WHAT THIS TASK INVOLVES >> Transcribe the records that follow exactly. Skip the pictures.

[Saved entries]
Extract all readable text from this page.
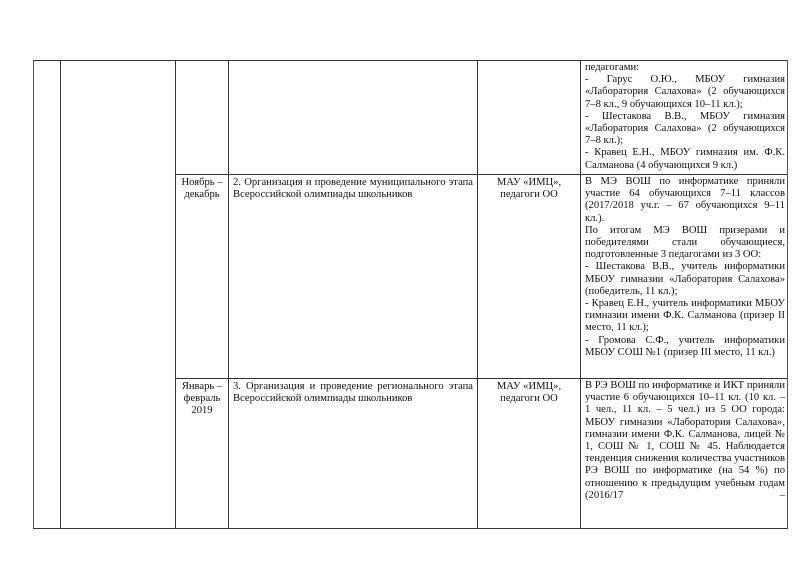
педагогами:

- Гарус О.Ю., МБОУ гимназия «Лаборатория Салахова» (2 обучающихся 7–8 кл., 9 обучающихся 10–11 кл.);

- Шестакова В.В., МБОУ гимназия «Лаборатория Салахова» (2 обучающихся 7–8 кл.);

- Кравец Е.Н., МБОУ гимназия им. Ф.К. Салманова (4 обучающихся 9 кл.)

Ноябрь – декабрь
2. Организация и проведение муниципального этапа Всероссийской олимпиады школьников
МАУ «ИМЦ», педагоги ОО

В МЭ ВОШ по информатике приняли участие 64 обучающихся 7–11 классов (2017/2018 уч.г. – 67 обучающихся 9–11 кл.).

По итогам МЭ ВОШ призерами и победителями стали обучающиеся, подготовленные 3 педагогами из 3 ОО:

- Шестакова В.В., учитель информатики МБОУ гимназии «Лаборатория Салахова» (победитель, 11 кл.);

- Кравец Е.Н., учитель информатики МБОУ гимназии имени Ф.К. Салманова (призер II место, 11 кл.);

- Громова С.Ф., учитель информатики МБОУ СОШ №1 (призер III место, 11 кл.)

Январь – февраль 2019
3. Организация и проведение регионального этапа Всероссийской олимпиады школьников
МАУ «ИМЦ», педагоги ОО

В РЭ ВОШ по информатике и ИКТ приняли участие 6 обучающихся 10–11 кл. (10 кл. – 1 чел., 11 кл. – 5 чел.) из 5 ОО города: МБОУ гимназии «Лаборатория Салахова», гимназии имени Ф.К. Салманова, лицей № 1, СОШ № 1, СОШ № 45. Наблюдается тенденция снижения количества участников РЭ ВОШ по информатике (на 54 %) по отношению к предыдущим учебным годам (2016/17 –
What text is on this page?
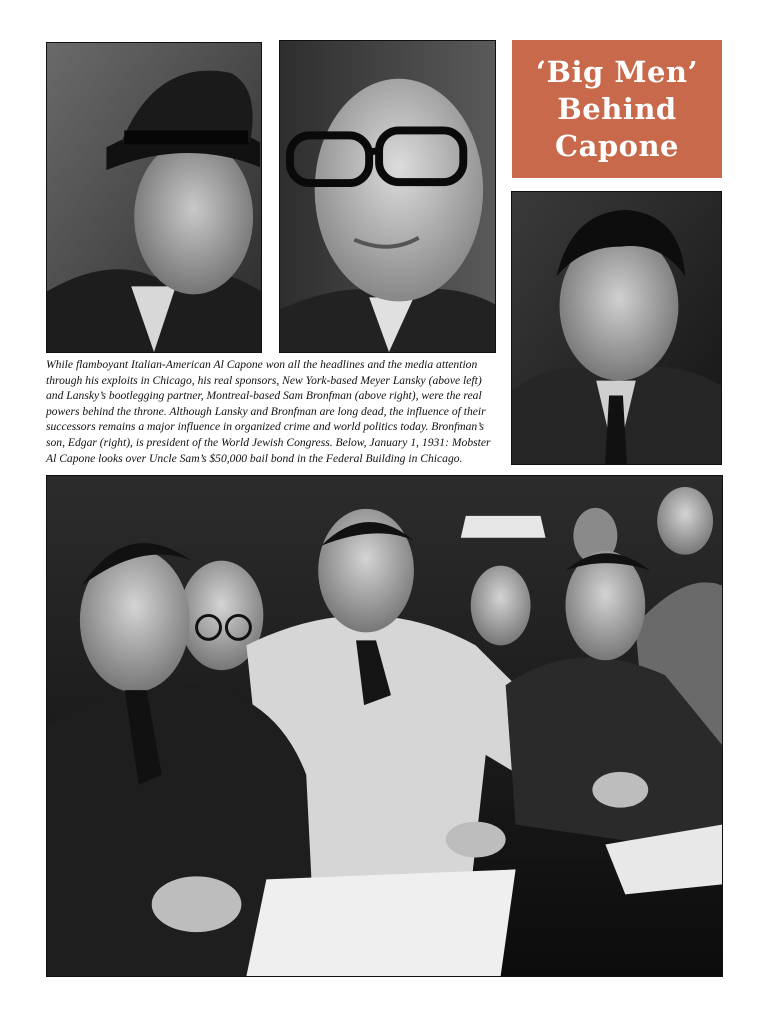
‘Big Men’
Behind
Capone
While flamboyant Italian-American Al Capone won all the headlines and the media attention through his exploits in Chicago, his real sponsors, New York-based Meyer Lansky (above left) and Lansky’s bootlegging partner, Montreal-based Sam Bronfman (above right), were the real powers behind the throne. Although Lansky and Bronfman are long dead, the influence of their successors remains a major influence in organized crime and world politics today. Bronfman’s son, Edgar (right), is president of the World Jewish Congress. Below, January 1, 1931: Mobster Al Capone looks over Uncle Sam’s $50,000 bail bond in the Federal Building in Chicago.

SOLUTION FOR THIS PROBLEM >>
Extract all readable text from this page.
педагогами:

- Гарус О.Ю., МБОУ гимназия «Лаборатория Салахова» (2 обучающихся 7–8 кл., 9 обучающихся 10–11 кл.);

- Шестакова В.В., МБОУ гимназия «Лаборатория Салахова» (2 обучающихся 7–8 кл.);

- Кравец Е.Н., МБОУ гимназия им. Ф.К. Салманова (4 обучающихся 9 кл.)

Ноябрь – декабрь
2. Организация и проведение муниципального этапа Всероссийской олимпиады школьников
МАУ «ИМЦ», педагоги ОО

В МЭ ВОШ по информатике приняли участие 64 обучающихся 7–11 классов (2017/2018 уч.г. – 67 обучающихся 9–11 кл.).

По итогам МЭ ВОШ призерами и победителями стали обучающиеся, подготовленные 3 педагогами из 3 ОО:

- Шестакова В.В., учитель информатики МБОУ гимназии «Лаборатория Салахова» (победитель, 11 кл.);

- Кравец Е.Н., учитель информатики МБОУ гимназии имени Ф.К. Салманова (призер II место, 11 кл.);

- Громова С.Ф., учитель информатики МБОУ СОШ №1 (призер III место, 11 кл.)

Январь – февраль 2019
3. Организация и проведение регионального этапа Всероссийской олимпиады школьников
МАУ «ИМЦ», педагоги ОО

В РЭ ВОШ по информатике и ИКТ приняли участие 6 обучающихся 10–11 кл. (10 кл. – 1 чел., 11 кл. – 5 чел.) из 5 ОО города: МБОУ гимназии «Лаборатория Салахова», гимназии имени Ф.К. Салманова, лицей № 1, СОШ № 1, СОШ № 45. Наблюдается тенденция снижения количества участников РЭ ВОШ по информатике (на 54 %) по отношению к предыдущим учебным годам (2016/17 –
What text is on this page?
‘Big Men’
Behind
Capone
While flamboyant Italian-American Al Capone won all the headlines and the media attention through his exploits in Chicago, his real sponsors, New York-based Meyer Lansky (above left) and Lansky’s bootlegging partner, Montreal-based Sam Bronfman (above right), were the real powers behind the throne. Although Lansky and Bronfman are long dead, the influence of their successors remains a major influence in organized crime and world politics today. Bronfman’s son, Edgar (right), is president of the World Jewish Congress. Below, January 1, 1931: Mobster Al Capone looks over Uncle Sam’s $50,000 bail bond in the Federal Building in Chicago.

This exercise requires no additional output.